GIVEN REQUEST: Check each line of the records below and collect those that include the word "What".
■ ■ ■ ■ ■
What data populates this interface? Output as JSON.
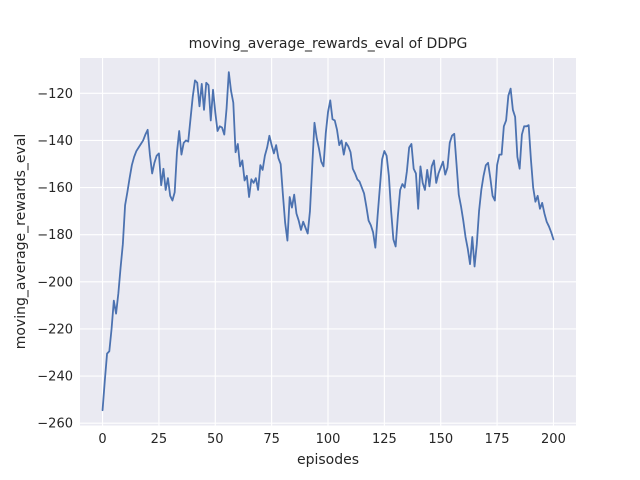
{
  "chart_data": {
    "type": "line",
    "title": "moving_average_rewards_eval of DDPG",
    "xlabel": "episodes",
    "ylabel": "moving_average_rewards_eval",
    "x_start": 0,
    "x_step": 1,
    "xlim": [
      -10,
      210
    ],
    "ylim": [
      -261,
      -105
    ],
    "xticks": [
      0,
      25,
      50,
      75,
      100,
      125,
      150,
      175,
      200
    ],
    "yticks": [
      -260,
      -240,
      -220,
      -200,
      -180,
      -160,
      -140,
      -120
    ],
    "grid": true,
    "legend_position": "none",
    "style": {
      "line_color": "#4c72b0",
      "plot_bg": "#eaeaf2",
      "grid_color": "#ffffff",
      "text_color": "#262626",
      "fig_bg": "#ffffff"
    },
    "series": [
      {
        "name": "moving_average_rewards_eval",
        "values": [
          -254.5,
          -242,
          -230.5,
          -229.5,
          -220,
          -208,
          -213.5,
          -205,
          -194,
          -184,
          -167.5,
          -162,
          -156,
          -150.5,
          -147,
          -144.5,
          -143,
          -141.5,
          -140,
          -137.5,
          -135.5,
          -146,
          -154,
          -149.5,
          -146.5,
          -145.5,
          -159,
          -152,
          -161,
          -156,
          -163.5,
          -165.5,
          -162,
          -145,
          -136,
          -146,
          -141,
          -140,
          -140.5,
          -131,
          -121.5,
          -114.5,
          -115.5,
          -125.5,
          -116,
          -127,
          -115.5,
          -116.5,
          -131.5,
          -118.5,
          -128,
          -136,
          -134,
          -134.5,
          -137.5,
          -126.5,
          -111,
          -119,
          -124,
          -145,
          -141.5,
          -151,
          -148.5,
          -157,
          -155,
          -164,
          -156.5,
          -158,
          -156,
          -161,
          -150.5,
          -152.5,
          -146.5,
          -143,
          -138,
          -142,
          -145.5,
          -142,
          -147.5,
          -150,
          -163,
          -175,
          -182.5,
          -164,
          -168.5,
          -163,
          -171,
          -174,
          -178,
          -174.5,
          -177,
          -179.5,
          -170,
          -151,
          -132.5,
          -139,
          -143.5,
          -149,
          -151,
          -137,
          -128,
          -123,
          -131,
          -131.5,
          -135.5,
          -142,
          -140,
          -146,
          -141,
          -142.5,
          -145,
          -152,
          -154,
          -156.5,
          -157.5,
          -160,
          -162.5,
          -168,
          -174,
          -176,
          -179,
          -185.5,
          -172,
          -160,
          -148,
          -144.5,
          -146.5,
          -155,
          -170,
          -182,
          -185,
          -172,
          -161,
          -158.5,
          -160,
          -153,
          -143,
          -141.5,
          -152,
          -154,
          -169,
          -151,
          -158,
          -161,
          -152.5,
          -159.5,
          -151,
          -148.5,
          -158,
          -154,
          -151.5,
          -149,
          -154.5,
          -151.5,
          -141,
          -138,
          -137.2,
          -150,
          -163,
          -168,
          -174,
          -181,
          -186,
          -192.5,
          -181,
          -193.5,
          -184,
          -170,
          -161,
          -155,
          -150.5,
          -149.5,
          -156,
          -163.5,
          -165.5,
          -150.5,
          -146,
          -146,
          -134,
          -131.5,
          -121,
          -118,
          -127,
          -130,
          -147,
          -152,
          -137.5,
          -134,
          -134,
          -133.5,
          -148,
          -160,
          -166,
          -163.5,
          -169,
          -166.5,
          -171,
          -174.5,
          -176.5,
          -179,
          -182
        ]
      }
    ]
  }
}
■ ■ ■ ■ ■
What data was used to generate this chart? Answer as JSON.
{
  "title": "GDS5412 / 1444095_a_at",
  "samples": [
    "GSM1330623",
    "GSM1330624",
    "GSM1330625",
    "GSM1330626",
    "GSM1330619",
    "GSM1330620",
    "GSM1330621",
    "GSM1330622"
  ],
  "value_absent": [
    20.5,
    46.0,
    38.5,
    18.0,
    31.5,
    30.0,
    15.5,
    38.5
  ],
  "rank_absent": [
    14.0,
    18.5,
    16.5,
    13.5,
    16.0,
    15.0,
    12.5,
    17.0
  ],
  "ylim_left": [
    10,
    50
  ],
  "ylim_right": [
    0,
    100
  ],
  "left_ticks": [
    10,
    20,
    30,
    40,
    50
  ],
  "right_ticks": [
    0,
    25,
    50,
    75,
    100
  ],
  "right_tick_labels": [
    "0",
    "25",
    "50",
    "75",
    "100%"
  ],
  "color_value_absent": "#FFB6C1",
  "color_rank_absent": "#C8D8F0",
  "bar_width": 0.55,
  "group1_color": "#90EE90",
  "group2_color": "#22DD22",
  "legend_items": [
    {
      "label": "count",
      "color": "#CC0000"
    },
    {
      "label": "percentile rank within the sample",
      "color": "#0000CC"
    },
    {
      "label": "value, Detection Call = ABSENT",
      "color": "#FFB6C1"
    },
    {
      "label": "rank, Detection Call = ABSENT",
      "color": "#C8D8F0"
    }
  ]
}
■ ■ ■ ■ ■
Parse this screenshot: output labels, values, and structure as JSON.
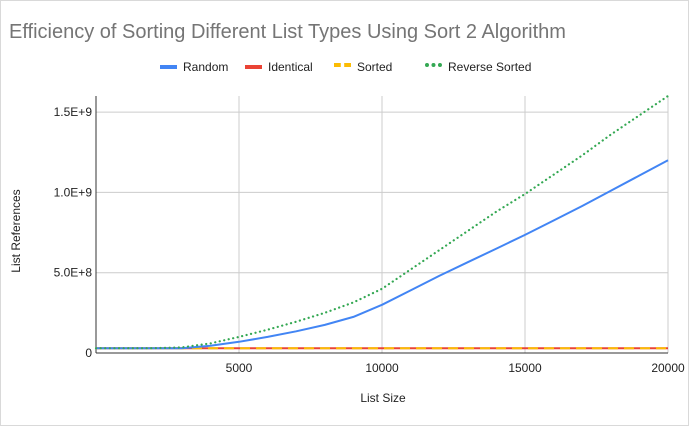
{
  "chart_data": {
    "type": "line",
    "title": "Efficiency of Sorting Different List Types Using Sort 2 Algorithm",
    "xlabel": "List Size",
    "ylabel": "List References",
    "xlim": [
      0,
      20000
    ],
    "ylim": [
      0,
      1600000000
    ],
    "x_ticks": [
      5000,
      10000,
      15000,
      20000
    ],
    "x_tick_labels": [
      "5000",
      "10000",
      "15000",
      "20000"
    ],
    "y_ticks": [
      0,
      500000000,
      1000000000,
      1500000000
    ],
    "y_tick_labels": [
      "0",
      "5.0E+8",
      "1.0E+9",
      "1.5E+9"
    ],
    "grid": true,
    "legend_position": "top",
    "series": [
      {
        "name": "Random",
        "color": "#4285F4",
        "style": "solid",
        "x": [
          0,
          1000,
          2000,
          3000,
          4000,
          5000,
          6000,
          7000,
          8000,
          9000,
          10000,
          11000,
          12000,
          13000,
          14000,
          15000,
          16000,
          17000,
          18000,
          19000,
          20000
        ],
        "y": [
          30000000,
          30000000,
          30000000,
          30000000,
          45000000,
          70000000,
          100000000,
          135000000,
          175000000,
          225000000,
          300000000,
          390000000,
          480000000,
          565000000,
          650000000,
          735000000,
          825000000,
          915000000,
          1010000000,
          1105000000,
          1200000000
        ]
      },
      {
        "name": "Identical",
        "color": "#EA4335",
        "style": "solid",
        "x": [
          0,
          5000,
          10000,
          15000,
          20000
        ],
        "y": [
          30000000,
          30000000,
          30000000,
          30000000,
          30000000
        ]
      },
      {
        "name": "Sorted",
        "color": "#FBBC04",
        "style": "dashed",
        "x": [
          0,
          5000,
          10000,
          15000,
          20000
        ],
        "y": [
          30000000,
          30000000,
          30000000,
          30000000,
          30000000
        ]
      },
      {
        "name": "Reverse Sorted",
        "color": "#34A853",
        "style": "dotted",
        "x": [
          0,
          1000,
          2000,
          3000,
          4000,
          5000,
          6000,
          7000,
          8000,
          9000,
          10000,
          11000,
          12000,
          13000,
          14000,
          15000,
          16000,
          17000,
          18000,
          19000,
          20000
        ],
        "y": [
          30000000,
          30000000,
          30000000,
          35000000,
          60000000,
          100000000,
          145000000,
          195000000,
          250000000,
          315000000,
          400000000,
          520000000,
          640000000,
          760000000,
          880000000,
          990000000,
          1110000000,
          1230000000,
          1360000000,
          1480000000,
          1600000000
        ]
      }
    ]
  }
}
■ ■ ■ ■ ■
SOLUTION:
What data populates this interface? Output as JSON.
What data was used to generate this chart? Answer as JSON.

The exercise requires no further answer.